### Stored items
· · · · ·

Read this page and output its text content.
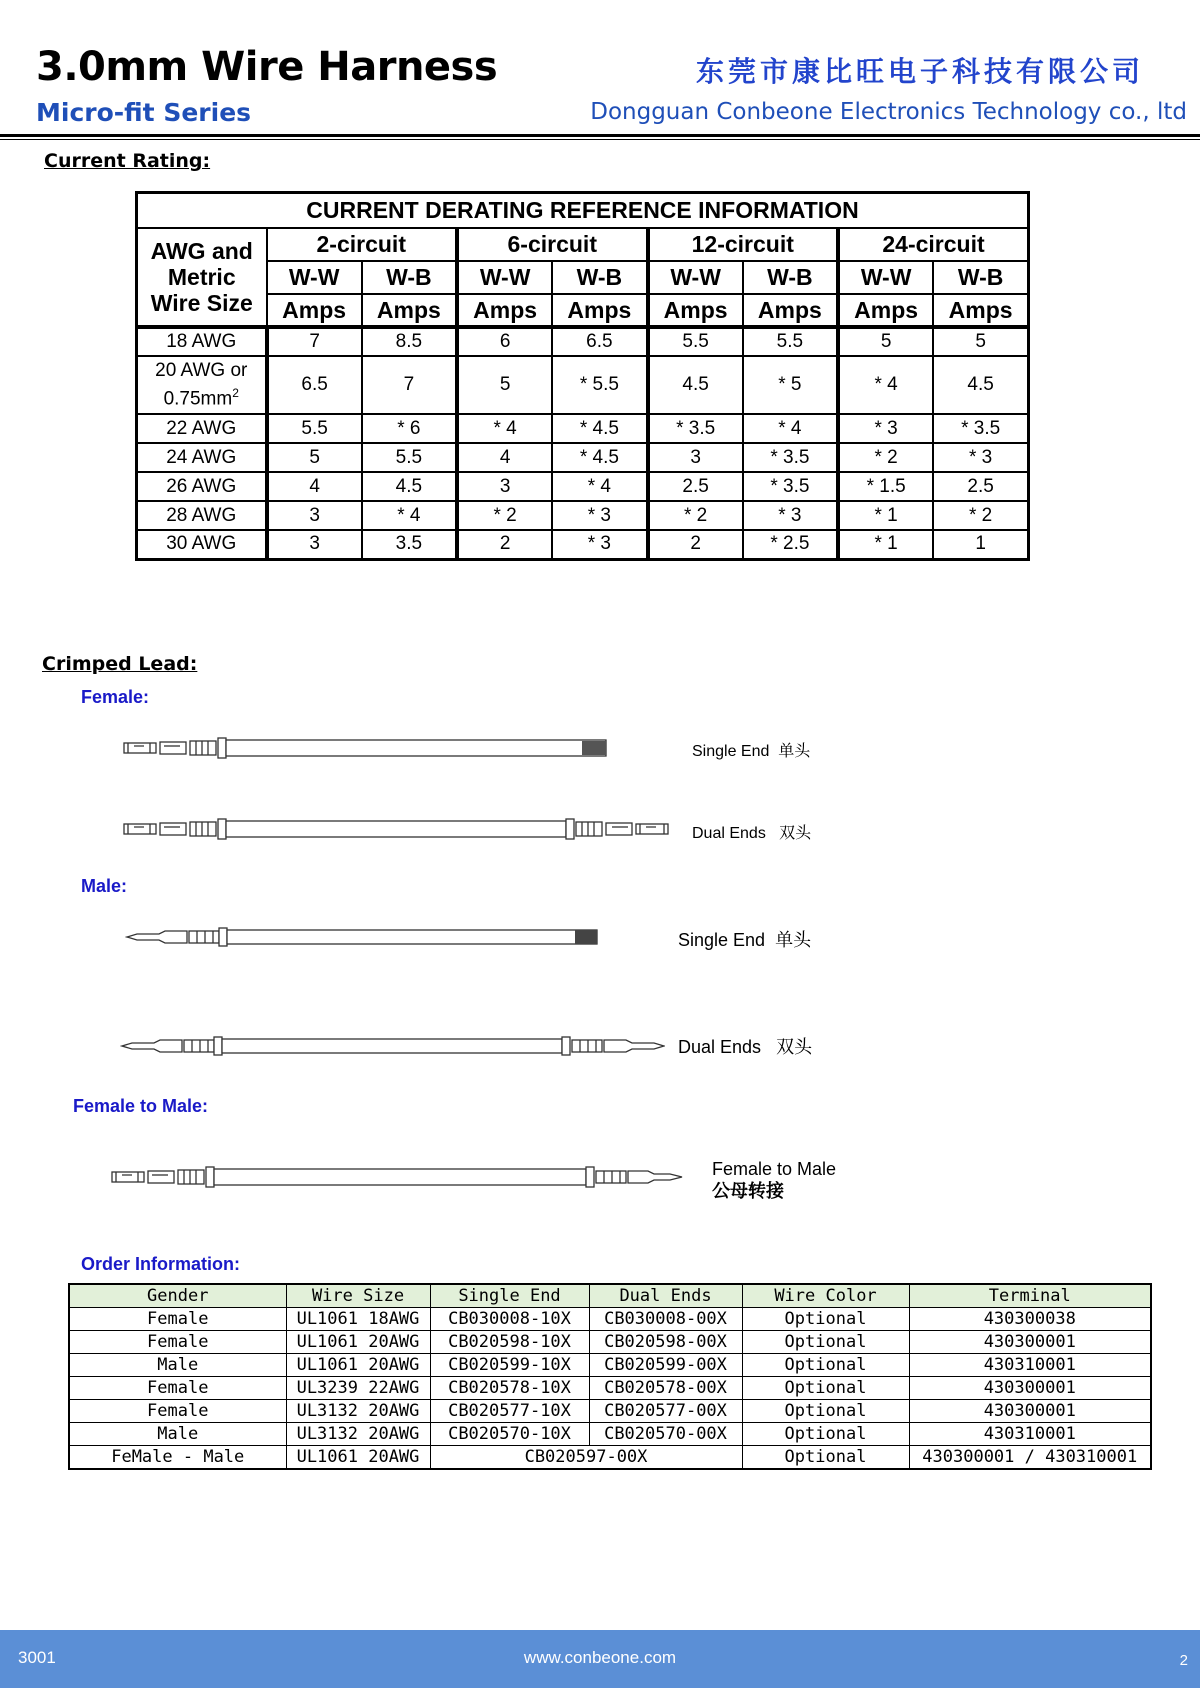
3.0mm Wire Harness
Micro-fit Series
东莞市康比旺电子科技有限公司
Dongguan Conbeone Electronics Technology co., ltd
Current Rating:
CURRENT DERATING REFERENCE INFORMATION								
AWG and
Metric
Wire Size	2-circuit		6-circuit		12-circuit		24-circuit	
	W-W	W-B	W-W	W-B	W-W	W-B	W-W	W-B
	Amps	Amps	Amps	Amps	Amps	Amps	Amps	Amps
18 AWG	7	8.5	6	6.5	5.5	5.5	5	5
20 AWG or
$0.75mm^2$	6.5	7	5	* 5.5	4.5	* 5	* 4	4.5
22 AWG	5.5	* 6	* 4	* 4.5	* 3.5	* 4	* 3	* 3.5
24 AWG	5	5.5	4	* 4.5	3	* 3.5	* 2	* 3
26 AWG	4	4.5	3	* 4	2.5	* 3.5	* 1.5	2.5
28 AWG	3	* 4	* 2	* 3	* 2	* 3	* 1	* 2
30 AWG	3	3.5	2	* 3	2	* 2.5	* 1	1
Crimped Lead:
Female:
Single End 单头
Dual Ends 双头
Male:
Single End 单头
Dual Ends 双头
Female to Male:
Female to Male
公母转接
Order Information:
Gender	Wire Size	Single End	Dual Ends	Wire Color	Terminal
Female	UL1061 18AWG	CB030008-10X	CB030008-00X	Optional	430300038
Female	UL1061 20AWG	CB020598-10X	CB020598-00X	Optional	430300001
Male	UL1061 20AWG	CB020599-10X	CB020599-00X	Optional	430310001
Female	UL3239 22AWG	CB020578-10X	CB020578-00X	Optional	430300001
Female	UL3132 20AWG	CB020577-10X	CB020577-00X	Optional	430300001
Male	UL3132 20AWG	CB020570-10X	CB020570-00X	Optional	430310001
FeMale - Male	UL1061 20AWG	CB020597-00X		Optional	430300001 / 430310001
3001	www.conbeone.com	2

· · · · ·

Pictures stay out of the copy; please restate every record above exactly.

### EXERCISE OUTPUT
Read this page and output its text content.
3.0mm Wire Harness
Micro-fit Series
东莞市康比旺电子科技有限公司
Dongguan Conbeone Electronics Technology co., ltd
Current Rating:
CURRENT DERATING REFERENCE INFORMATION								
AWG and
Metric
Wire Size	2-circuit		6-circuit		12-circuit		24-circuit	
	W-W	W-B	W-W	W-B	W-W	W-B	W-W	W-B
	Amps	Amps	Amps	Amps	Amps	Amps	Amps	Amps
18 AWG	7	8.5	6	6.5	5.5	5.5	5	5
20 AWG or
$0.75mm^2$	6.5	7	5	* 5.5	4.5	* 5	* 4	4.5
22 AWG	5.5	* 6	* 4	* 4.5	* 3.5	* 4	* 3	* 3.5
24 AWG	5	5.5	4	* 4.5	3	* 3.5	* 2	* 3
26 AWG	4	4.5	3	* 4	2.5	* 3.5	* 1.5	2.5
28 AWG	3	* 4	* 2	* 3	* 2	* 3	* 1	* 2
30 AWG	3	3.5	2	* 3	2	* 2.5	* 1	1
Crimped Lead:
Female:
Single End 单头
Dual Ends 双头
Male:
Single End 单头
Dual Ends 双头
Female to Male:
Female to Male
公母转接
Order Information:
Gender	Wire Size	Single End	Dual Ends	Wire Color	Terminal
Female	UL1061 18AWG	CB030008-10X	CB030008-00X	Optional	430300038
Female	UL1061 20AWG	CB020598-10X	CB020598-00X	Optional	430300001
Male	UL1061 20AWG	CB020599-10X	CB020599-00X	Optional	430310001
Female	UL3239 22AWG	CB020578-10X	CB020578-00X	Optional	430300001
Female	UL3132 20AWG	CB020577-10X	CB020577-00X	Optional	430300001
Male	UL3132 20AWG	CB020570-10X	CB020570-00X	Optional	430310001
FeMale - Male	UL1061 20AWG	CB020597-00X		Optional	430300001 / 430310001
3001	www.conbeone.com	2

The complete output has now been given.